— Start of Data lines —

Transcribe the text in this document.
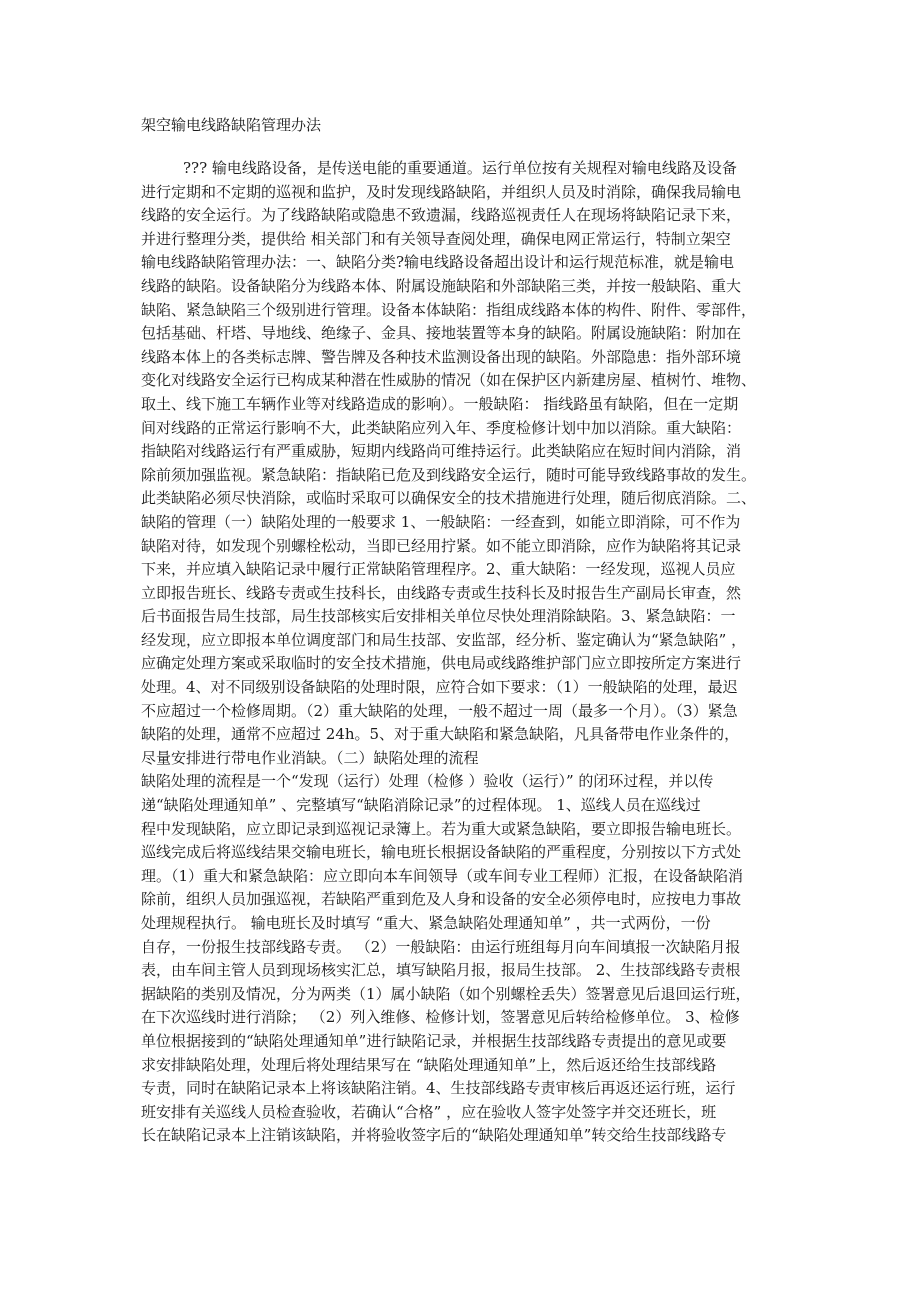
架空输电线路缺陷管理办法
??? 输电线路设备，是传送电能的重要通道。运行单位按有关规程对输电线路及设备
进行定期和不定期的巡视和监护，及时发现线路缺陷，并组织人员及时消除，确保我局输电
线路的安全运行。为了线路缺陷或隐患不致遗漏，线路巡视责任人在现场将缺陷记录下来，
并进行整理分类，提供给 相关部门和有关领导查阅处理，确保电网正常运行，特制立架空
输电线路缺陷管理办法：一、缺陷分类?输电线路设备超出设计和运行规范标准，就是输电
线路的缺陷。设备缺陷分为线路本体、附属设施缺陷和外部缺陷三类，并按一般缺陷、重大
缺陷、紧急缺陷三个级别进行管理。设备本体缺陷：指组成线路本体的构件、附件、零部件，
包括基础、杆塔、导地线、绝缘子、金具、接地装置等本身的缺陷。附属设施缺陷：附加在
线路本体上的各类标志牌、警告牌及各种技术监测设备出现的缺陷。外部隐患：指外部环境
变化对线路安全运行已构成某种潜在性威胁的情况（如在保护区内新建房屋、植树竹、堆物、
取土、线下施工车辆作业等对线路造成的影响）。一般缺陷： 指线路虽有缺陷，但在一定期
间对线路的正常运行影响不大，此类缺陷应列入年、季度检修计划中加以消除。重大缺陷：
指缺陷对线路运行有严重威胁，短期内线路尚可维持运行。此类缺陷应在短时间内消除，消
除前须加强监视。紧急缺陷：指缺陷已危及到线路安全运行，随时可能导致线路事故的发生。
此类缺陷必须尽快消除，或临时采取可以确保安全的技术措施进行处理，随后彻底消除。二、
缺陷的管理（一）缺陷处理的一般要求 1、一般缺陷：一经查到，如能立即消除，可不作为
缺陷对待，如发现个别螺栓松动，当即已经用拧紧。如不能立即消除，应作为缺陷将其记录
下来，并应填入缺陷记录中履行正常缺陷管理程序。2、重大缺陷：一经发现，巡视人员应
立即报告班长、线路专责或生技科长，由线路专责或生技科长及时报告生产副局长审查，然
后书面报告局生技部，局生技部核实后安排相关单位尽快处理消除缺陷。3、紧急缺陷：一
经发现，应立即报本单位调度部门和局生技部、安监部，经分析、鉴定确认为“紧急缺陷” ，
应确定处理方案或采取临时的安全技术措施，供电局或线路维护部门应立即按所定方案进行
处理。4、对不同级别设备缺陷的处理时限，应符合如下要求：（1）一般缺陷的处理，最迟
不应超过一个检修周期。（2）重大缺陷的处理，一般不超过一周（最多一个月）。（3）紧急
缺陷的处理，通常不应超过 24h。5、对于重大缺陷和紧急缺陷，凡具备带电作业条件的，
尽量安排进行带电作业消缺。（二）缺陷处理的流程
缺陷处理的流程是一个“发现（运行）处理（检修 ）验收（运行）” 的闭环过程，并以传
递“缺陷处理通知单” 、完整填写“缺陷消除记录”的过程体现。 1、巡线人员在巡线过
程中发现缺陷，应立即记录到巡视记录簿上。若为重大或紧急缺陷，要立即报告输电班长。
巡线完成后将巡线结果交输电班长，输电班长根据设备缺陷的严重程度，分别按以下方式处
理。（1）重大和紧急缺陷：应立即向本车间领导（或车间专业工程师）汇报，在设备缺陷消
除前，组织人员加强巡视，若缺陷严重到危及人身和设备的安全必须停电时，应按电力事故
处理规程执行。 输电班长及时填写 “重大、紧急缺陷处理通知单” ，共一式两份，一份
自存，一份报生技部线路专责。 （2）一般缺陷：由运行班组每月向车间填报一次缺陷月报
表，由车间主管人员到现场核实汇总，填写缺陷月报，报局生技部。 2、生技部线路专责根
据缺陷的类别及情况，分为两类（1）属小缺陷（如个别螺栓丢失）签署意见后退回运行班，
在下次巡线时进行消除； （2）列入维修、检修计划，签署意见后转给检修单位。 3、检修
单位根据接到的“缺陷处理通知单”进行缺陷记录，并根据生技部线路专责提出的意见或要
求安排缺陷处理，处理后将处理结果写在 “缺陷处理通知单”上，然后返还给生技部线路
专责，同时在缺陷记录本上将该缺陷注销。4、生技部线路专责审核后再返还运行班，运行
班安排有关巡线人员检查验收，若确认“合格” ，应在验收人签字处签字并交还班长，班
长在缺陷记录本上注销该缺陷，并将验收签字后的“缺陷处理通知单”转交给生技部线路专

— End of Data lines —

What you will do: Images in the data above are to be skipped. Retype all other material exactly.

Expected answer:
Transcribe the text in this document.
架空输电线路缺陷管理办法
??? 输电线路设备，是传送电能的重要通道。运行单位按有关规程对输电线路及设备
进行定期和不定期的巡视和监护，及时发现线路缺陷，并组织人员及时消除，确保我局输电
线路的安全运行。为了线路缺陷或隐患不致遗漏，线路巡视责任人在现场将缺陷记录下来，
并进行整理分类，提供给 相关部门和有关领导查阅处理，确保电网正常运行，特制立架空
输电线路缺陷管理办法：一、缺陷分类?输电线路设备超出设计和运行规范标准，就是输电
线路的缺陷。设备缺陷分为线路本体、附属设施缺陷和外部缺陷三类，并按一般缺陷、重大
缺陷、紧急缺陷三个级别进行管理。设备本体缺陷：指组成线路本体的构件、附件、零部件，
包括基础、杆塔、导地线、绝缘子、金具、接地装置等本身的缺陷。附属设施缺陷：附加在
线路本体上的各类标志牌、警告牌及各种技术监测设备出现的缺陷。外部隐患：指外部环境
变化对线路安全运行已构成某种潜在性威胁的情况（如在保护区内新建房屋、植树竹、堆物、
取土、线下施工车辆作业等对线路造成的影响）。一般缺陷： 指线路虽有缺陷，但在一定期
间对线路的正常运行影响不大，此类缺陷应列入年、季度检修计划中加以消除。重大缺陷：
指缺陷对线路运行有严重威胁，短期内线路尚可维持运行。此类缺陷应在短时间内消除，消
除前须加强监视。紧急缺陷：指缺陷已危及到线路安全运行，随时可能导致线路事故的发生。
此类缺陷必须尽快消除，或临时采取可以确保安全的技术措施进行处理，随后彻底消除。二、
缺陷的管理（一）缺陷处理的一般要求 1、一般缺陷：一经查到，如能立即消除，可不作为
缺陷对待，如发现个别螺栓松动，当即已经用拧紧。如不能立即消除，应作为缺陷将其记录
下来，并应填入缺陷记录中履行正常缺陷管理程序。2、重大缺陷：一经发现，巡视人员应
立即报告班长、线路专责或生技科长，由线路专责或生技科长及时报告生产副局长审查，然
后书面报告局生技部，局生技部核实后安排相关单位尽快处理消除缺陷。3、紧急缺陷：一
经发现，应立即报本单位调度部门和局生技部、安监部，经分析、鉴定确认为“紧急缺陷” ，
应确定处理方案或采取临时的安全技术措施，供电局或线路维护部门应立即按所定方案进行
处理。4、对不同级别设备缺陷的处理时限，应符合如下要求：（1）一般缺陷的处理，最迟
不应超过一个检修周期。（2）重大缺陷的处理，一般不超过一周（最多一个月）。（3）紧急
缺陷的处理，通常不应超过 24h。5、对于重大缺陷和紧急缺陷，凡具备带电作业条件的，
尽量安排进行带电作业消缺。（二）缺陷处理的流程
缺陷处理的流程是一个“发现（运行）处理（检修 ）验收（运行）” 的闭环过程，并以传
递“缺陷处理通知单” 、完整填写“缺陷消除记录”的过程体现。 1、巡线人员在巡线过
程中发现缺陷，应立即记录到巡视记录簿上。若为重大或紧急缺陷，要立即报告输电班长。
巡线完成后将巡线结果交输电班长，输电班长根据设备缺陷的严重程度，分别按以下方式处
理。（1）重大和紧急缺陷：应立即向本车间领导（或车间专业工程师）汇报，在设备缺陷消
除前，组织人员加强巡视，若缺陷严重到危及人身和设备的安全必须停电时，应按电力事故
处理规程执行。 输电班长及时填写 “重大、紧急缺陷处理通知单” ，共一式两份，一份
自存，一份报生技部线路专责。 （2）一般缺陷：由运行班组每月向车间填报一次缺陷月报
表，由车间主管人员到现场核实汇总，填写缺陷月报，报局生技部。 2、生技部线路专责根
据缺陷的类别及情况，分为两类（1）属小缺陷（如个别螺栓丢失）签署意见后退回运行班，
在下次巡线时进行消除； （2）列入维修、检修计划，签署意见后转给检修单位。 3、检修
单位根据接到的“缺陷处理通知单”进行缺陷记录，并根据生技部线路专责提出的意见或要
求安排缺陷处理，处理后将处理结果写在 “缺陷处理通知单”上，然后返还给生技部线路
专责，同时在缺陷记录本上将该缺陷注销。4、生技部线路专责审核后再返还运行班，运行
班安排有关巡线人员检查验收，若确认“合格” ，应在验收人签字处签字并交还班长，班
长在缺陷记录本上注销该缺陷，并将验收签字后的“缺陷处理通知单”转交给生技部线路专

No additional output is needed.